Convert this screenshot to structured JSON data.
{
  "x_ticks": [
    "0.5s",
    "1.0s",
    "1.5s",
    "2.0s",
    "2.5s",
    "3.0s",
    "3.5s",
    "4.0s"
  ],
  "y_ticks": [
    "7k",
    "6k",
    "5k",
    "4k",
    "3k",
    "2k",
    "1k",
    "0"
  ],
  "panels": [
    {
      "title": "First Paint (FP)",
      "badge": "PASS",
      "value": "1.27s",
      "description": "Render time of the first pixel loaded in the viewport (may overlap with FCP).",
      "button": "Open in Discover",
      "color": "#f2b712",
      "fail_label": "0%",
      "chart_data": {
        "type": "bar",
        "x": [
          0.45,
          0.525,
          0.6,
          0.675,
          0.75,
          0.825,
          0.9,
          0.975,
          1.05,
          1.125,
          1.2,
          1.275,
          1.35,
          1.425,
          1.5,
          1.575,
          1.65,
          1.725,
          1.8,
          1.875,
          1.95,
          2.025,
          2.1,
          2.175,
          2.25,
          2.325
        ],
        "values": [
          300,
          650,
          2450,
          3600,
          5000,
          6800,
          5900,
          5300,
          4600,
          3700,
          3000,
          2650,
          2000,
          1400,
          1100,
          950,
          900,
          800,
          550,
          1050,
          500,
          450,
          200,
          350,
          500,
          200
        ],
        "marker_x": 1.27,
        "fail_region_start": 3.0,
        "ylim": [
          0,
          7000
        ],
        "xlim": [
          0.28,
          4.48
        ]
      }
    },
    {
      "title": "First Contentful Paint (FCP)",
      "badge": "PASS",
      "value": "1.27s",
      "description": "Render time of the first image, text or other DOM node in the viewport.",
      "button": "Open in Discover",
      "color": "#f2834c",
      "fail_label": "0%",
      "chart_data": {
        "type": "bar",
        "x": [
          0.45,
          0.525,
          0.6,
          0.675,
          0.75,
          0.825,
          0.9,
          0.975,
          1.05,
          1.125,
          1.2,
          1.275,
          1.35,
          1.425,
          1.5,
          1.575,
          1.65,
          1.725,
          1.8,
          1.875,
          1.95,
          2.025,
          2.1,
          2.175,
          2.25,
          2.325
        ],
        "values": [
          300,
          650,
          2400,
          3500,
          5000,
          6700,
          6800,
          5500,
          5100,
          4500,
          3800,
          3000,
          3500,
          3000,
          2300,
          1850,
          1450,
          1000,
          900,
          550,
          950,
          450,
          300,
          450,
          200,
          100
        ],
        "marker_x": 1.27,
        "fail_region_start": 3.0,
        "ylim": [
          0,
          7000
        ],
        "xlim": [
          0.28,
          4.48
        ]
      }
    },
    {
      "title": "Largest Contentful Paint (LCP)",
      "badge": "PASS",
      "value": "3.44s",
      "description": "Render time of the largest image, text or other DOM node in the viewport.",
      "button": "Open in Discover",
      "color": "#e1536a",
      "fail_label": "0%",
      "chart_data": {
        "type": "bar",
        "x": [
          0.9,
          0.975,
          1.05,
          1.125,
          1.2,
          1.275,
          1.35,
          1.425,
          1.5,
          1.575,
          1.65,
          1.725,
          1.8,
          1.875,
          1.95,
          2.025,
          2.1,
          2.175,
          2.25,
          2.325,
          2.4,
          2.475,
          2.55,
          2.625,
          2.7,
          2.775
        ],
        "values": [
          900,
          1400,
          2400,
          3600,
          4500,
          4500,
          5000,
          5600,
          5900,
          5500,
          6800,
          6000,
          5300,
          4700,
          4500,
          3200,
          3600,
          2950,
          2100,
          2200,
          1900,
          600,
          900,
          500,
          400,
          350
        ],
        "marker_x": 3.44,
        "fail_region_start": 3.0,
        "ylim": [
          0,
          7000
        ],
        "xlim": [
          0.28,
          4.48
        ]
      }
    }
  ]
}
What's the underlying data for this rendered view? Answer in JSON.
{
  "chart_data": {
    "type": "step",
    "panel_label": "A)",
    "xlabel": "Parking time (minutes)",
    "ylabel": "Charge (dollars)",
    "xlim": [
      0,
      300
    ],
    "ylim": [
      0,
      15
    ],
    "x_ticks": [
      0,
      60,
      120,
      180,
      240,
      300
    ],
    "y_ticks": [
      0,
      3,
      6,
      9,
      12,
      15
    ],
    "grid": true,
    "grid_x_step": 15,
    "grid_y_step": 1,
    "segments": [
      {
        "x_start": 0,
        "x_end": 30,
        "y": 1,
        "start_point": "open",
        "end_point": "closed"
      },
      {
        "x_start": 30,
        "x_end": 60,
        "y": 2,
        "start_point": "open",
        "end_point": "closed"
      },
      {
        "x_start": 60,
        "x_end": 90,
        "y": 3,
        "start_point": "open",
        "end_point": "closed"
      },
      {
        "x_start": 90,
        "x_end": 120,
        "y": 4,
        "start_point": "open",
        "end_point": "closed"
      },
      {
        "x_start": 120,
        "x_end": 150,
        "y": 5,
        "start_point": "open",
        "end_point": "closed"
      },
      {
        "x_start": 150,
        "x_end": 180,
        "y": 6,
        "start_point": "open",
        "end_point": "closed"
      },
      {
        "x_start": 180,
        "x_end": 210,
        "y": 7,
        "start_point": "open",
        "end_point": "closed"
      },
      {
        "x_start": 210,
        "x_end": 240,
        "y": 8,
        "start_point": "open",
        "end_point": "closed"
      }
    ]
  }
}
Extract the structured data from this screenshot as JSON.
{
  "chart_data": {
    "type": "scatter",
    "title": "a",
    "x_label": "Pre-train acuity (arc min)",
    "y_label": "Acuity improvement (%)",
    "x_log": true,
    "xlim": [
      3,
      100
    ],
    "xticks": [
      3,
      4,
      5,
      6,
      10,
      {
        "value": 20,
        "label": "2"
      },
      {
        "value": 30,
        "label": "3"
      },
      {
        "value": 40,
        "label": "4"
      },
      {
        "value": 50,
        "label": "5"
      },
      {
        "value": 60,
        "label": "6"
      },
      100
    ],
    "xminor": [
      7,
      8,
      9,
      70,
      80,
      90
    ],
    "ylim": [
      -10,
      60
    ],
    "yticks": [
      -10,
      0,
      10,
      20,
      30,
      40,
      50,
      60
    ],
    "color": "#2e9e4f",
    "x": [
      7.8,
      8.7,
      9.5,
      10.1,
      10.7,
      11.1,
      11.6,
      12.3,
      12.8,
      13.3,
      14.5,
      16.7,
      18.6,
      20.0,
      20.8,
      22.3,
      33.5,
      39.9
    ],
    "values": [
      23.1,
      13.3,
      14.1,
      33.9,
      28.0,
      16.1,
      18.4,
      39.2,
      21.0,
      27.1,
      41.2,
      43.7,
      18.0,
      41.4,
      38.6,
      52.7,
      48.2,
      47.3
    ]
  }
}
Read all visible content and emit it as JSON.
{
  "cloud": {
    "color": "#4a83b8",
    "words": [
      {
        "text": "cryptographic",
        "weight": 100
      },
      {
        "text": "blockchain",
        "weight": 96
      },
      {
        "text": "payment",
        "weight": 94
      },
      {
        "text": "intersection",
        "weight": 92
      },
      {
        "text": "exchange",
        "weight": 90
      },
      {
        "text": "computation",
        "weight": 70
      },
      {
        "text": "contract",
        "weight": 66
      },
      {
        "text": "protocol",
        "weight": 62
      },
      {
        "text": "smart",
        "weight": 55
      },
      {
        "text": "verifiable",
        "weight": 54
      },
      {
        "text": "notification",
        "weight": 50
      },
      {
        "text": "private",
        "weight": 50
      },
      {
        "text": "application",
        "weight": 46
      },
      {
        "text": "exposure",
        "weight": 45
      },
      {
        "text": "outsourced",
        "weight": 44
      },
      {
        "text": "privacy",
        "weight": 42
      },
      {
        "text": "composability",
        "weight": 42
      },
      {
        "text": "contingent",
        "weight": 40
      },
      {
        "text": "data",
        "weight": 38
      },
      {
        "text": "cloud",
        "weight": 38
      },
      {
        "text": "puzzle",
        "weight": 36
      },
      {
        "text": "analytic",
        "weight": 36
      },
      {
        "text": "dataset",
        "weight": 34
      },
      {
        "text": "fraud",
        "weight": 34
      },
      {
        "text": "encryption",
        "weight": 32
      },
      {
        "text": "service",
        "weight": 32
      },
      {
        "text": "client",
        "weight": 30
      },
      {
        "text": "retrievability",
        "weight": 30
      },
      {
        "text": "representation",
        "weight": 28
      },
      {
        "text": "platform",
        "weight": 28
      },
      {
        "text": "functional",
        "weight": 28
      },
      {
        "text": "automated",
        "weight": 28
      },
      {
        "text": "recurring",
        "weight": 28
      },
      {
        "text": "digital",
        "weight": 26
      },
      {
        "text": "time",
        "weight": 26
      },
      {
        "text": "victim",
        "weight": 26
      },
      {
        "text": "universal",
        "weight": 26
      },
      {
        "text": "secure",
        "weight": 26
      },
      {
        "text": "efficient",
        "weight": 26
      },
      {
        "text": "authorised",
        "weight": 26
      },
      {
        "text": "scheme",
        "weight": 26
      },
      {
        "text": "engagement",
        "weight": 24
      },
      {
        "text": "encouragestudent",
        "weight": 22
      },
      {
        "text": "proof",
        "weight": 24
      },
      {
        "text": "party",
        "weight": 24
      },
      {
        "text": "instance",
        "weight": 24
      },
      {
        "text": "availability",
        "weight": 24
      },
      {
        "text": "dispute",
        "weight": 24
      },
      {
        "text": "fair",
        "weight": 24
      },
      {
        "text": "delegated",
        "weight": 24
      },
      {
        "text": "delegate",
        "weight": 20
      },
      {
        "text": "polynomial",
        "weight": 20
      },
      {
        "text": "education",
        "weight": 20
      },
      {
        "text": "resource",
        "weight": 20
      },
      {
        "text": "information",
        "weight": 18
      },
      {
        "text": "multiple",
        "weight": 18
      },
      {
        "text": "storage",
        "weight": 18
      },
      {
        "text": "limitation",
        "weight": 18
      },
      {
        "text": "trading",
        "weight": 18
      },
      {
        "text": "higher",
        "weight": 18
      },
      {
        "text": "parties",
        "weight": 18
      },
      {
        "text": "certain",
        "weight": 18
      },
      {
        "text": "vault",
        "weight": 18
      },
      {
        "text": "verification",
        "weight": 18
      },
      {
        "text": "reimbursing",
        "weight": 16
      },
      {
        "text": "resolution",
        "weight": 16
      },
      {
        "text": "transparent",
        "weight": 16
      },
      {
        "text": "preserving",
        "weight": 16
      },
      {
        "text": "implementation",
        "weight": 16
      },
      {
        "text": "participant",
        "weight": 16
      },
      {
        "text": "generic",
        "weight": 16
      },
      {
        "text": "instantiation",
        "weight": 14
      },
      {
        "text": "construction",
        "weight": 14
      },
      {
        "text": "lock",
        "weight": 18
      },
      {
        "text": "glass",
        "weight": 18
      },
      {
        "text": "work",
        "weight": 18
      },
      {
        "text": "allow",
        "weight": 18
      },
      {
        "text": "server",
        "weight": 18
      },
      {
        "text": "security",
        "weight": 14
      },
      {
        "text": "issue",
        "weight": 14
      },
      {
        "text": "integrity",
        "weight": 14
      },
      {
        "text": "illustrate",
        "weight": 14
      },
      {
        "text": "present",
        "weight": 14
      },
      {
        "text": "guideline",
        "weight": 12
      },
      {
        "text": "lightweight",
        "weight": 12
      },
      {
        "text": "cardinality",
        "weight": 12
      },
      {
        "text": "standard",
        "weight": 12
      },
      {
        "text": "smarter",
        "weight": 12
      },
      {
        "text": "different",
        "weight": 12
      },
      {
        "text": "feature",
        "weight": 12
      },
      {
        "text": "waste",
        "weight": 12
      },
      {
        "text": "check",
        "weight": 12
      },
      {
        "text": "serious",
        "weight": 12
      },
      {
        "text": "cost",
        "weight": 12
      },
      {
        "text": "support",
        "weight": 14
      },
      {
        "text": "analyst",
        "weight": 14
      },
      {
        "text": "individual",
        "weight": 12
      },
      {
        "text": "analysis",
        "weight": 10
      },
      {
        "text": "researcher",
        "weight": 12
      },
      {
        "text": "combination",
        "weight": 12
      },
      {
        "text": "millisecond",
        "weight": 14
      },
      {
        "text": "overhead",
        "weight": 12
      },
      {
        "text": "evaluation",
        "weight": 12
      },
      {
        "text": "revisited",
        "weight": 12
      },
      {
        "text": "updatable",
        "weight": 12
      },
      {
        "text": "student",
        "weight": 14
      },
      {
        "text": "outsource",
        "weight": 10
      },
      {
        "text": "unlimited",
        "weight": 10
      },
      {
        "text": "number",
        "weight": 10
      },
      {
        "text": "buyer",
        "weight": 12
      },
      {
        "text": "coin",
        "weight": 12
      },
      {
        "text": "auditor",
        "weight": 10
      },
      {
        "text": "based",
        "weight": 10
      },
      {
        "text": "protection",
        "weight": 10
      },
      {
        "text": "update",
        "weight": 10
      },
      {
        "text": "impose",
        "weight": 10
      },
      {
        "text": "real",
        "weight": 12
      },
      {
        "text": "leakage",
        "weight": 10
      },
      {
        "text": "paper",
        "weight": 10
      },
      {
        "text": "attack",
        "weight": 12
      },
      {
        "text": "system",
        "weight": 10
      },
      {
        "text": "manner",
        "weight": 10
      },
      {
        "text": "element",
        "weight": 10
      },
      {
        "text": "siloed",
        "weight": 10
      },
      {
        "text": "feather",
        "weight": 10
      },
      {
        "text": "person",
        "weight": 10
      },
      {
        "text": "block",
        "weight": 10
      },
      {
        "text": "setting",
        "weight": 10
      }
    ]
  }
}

What you will do
Working from the listing above, pick out every line that has "this" and copy it.

Task answer
Convert this screenshot to structured JSON data.
What's the underlying data for this rendered view? Answer in JSON.
Extract the structured data from this screenshot as JSON.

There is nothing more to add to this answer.